* [Supplied material]:
^^^^^^^^

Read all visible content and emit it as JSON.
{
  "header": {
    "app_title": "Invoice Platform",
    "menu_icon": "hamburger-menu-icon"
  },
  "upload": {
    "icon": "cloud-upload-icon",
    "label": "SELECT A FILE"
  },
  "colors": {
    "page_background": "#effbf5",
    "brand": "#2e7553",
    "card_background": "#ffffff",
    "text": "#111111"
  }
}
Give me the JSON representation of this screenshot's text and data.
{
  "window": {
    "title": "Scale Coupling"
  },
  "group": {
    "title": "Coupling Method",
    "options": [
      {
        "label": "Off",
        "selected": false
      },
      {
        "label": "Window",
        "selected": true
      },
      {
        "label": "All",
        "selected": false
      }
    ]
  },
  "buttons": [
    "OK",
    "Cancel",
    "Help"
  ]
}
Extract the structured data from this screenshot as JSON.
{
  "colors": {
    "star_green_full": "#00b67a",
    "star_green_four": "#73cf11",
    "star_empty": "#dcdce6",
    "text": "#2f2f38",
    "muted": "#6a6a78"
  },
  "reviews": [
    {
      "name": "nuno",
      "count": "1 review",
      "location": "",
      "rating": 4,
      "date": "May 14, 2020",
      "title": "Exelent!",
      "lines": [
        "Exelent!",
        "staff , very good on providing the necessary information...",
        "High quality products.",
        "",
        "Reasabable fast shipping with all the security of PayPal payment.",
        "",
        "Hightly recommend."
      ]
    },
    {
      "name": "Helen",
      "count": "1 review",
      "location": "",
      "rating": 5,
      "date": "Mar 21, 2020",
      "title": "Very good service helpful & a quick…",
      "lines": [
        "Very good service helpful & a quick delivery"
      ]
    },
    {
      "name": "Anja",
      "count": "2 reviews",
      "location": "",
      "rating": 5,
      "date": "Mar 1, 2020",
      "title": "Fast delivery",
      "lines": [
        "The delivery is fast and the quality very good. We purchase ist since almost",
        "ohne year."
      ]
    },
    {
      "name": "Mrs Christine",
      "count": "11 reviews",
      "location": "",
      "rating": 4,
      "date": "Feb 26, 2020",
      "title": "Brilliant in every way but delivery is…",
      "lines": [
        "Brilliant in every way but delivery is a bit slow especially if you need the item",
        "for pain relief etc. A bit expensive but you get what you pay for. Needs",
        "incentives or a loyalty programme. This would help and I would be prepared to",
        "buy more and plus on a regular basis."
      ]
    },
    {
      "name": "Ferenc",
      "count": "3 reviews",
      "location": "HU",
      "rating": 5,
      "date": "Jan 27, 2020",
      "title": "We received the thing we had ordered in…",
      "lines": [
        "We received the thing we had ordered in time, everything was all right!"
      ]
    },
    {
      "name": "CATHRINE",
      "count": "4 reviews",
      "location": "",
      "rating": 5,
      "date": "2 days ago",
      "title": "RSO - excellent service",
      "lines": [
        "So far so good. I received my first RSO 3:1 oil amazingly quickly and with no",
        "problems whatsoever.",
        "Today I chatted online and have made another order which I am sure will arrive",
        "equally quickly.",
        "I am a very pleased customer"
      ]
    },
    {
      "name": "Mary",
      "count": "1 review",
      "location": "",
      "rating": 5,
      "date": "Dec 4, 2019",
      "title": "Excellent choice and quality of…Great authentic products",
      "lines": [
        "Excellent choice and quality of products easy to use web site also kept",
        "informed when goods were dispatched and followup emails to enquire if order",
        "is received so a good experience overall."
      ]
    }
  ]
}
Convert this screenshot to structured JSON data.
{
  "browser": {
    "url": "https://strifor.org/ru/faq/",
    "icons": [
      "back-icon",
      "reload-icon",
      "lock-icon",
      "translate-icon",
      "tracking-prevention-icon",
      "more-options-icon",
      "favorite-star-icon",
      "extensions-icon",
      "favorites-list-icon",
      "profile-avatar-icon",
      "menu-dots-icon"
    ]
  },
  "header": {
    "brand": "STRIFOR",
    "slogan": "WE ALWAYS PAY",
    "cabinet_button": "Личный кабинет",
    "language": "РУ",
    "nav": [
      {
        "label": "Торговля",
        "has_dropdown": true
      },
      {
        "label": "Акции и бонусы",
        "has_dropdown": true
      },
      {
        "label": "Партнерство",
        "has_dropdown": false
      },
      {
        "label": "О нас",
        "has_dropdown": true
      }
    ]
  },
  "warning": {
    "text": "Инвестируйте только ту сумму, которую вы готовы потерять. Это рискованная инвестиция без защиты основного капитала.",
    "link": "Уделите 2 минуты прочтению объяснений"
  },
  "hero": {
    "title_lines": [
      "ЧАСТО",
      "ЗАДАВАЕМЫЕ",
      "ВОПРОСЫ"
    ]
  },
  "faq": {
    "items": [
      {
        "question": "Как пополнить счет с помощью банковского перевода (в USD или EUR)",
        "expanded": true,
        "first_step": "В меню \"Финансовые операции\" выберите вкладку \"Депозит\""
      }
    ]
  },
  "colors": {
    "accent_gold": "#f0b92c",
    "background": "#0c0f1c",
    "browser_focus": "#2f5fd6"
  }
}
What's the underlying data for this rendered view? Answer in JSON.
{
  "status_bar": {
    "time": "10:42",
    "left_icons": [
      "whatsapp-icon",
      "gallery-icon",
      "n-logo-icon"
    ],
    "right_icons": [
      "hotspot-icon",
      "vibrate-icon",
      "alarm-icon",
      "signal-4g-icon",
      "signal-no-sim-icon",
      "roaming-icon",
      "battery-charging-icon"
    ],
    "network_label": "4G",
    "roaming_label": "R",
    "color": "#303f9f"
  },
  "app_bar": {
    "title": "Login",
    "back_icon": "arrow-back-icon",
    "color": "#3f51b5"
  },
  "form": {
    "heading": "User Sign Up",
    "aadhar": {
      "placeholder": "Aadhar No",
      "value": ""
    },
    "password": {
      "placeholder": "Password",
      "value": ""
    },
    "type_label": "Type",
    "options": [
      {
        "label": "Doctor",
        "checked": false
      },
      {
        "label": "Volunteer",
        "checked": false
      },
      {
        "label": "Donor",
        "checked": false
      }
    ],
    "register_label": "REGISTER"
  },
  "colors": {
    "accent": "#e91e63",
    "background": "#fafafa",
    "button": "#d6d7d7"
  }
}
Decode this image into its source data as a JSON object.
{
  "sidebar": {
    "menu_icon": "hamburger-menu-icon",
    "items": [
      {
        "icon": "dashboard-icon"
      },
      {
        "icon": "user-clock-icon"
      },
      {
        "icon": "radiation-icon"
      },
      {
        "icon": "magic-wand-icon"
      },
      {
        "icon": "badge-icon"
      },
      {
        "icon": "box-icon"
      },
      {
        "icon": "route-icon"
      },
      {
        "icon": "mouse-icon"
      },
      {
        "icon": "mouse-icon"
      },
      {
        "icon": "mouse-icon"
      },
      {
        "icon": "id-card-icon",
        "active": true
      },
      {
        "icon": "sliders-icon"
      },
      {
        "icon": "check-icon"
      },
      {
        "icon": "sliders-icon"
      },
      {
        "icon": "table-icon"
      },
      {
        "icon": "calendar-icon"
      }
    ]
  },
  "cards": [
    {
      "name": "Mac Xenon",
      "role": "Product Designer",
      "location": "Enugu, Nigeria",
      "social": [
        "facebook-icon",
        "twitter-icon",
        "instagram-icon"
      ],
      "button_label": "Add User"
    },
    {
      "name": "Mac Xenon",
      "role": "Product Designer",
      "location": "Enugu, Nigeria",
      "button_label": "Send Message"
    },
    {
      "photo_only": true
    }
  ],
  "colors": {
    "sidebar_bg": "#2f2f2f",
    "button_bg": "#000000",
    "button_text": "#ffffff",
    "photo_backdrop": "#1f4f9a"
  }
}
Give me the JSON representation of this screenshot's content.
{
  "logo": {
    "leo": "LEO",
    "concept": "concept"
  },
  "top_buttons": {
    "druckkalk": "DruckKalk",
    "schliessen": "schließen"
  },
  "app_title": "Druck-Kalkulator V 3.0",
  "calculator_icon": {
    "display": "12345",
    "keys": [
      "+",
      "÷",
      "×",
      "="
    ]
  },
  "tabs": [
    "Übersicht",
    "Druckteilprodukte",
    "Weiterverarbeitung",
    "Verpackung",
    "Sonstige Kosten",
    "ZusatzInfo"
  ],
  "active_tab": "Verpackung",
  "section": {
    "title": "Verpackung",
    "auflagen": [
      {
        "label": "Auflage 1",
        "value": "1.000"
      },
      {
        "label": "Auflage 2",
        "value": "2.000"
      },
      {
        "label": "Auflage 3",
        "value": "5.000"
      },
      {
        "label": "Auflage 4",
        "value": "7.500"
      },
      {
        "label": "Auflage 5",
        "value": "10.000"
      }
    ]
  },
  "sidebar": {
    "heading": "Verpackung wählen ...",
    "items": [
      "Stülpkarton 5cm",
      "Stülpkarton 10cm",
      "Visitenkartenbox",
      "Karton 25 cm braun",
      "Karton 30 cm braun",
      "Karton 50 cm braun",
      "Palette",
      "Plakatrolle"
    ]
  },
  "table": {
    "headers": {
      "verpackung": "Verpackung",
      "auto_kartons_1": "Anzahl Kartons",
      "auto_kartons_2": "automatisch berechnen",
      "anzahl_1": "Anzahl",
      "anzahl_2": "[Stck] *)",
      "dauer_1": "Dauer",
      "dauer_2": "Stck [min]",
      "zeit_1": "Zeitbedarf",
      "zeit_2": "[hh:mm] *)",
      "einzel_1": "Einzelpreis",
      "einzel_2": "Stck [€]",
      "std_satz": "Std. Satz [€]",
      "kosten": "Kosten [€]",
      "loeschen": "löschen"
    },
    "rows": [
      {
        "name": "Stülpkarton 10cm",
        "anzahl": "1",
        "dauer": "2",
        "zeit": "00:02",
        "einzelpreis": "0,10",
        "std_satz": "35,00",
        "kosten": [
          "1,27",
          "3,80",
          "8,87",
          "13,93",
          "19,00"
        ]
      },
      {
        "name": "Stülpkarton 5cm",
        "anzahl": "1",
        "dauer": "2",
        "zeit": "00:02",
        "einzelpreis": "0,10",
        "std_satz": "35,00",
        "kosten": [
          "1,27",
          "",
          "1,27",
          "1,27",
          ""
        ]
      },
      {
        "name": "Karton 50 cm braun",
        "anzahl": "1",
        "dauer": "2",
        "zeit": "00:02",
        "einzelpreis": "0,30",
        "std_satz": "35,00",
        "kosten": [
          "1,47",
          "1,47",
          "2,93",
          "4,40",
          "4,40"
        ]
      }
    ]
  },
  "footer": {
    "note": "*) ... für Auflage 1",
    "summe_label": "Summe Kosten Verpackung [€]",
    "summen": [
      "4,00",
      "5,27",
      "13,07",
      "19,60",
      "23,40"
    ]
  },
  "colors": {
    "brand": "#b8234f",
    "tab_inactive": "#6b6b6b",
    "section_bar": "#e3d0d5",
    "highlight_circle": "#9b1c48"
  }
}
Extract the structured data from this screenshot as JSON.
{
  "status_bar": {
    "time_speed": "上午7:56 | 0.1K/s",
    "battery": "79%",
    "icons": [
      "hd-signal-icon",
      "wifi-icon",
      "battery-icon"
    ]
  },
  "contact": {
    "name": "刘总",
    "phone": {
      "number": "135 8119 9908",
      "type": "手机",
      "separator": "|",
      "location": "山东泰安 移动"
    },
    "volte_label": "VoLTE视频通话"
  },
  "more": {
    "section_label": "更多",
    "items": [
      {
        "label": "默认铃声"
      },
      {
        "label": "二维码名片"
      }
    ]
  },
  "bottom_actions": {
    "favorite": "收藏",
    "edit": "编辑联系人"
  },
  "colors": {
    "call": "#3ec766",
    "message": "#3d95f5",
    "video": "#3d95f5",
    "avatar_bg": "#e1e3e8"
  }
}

^^^^^^^^

In the records above, find each line holding "braun" and copy it.

* [Task answer]:
      "Karton 25 cm braun",
      "Karton 30 cm braun",
      "Karton 50 cm braun",
        "name": "Karton 50 cm braun",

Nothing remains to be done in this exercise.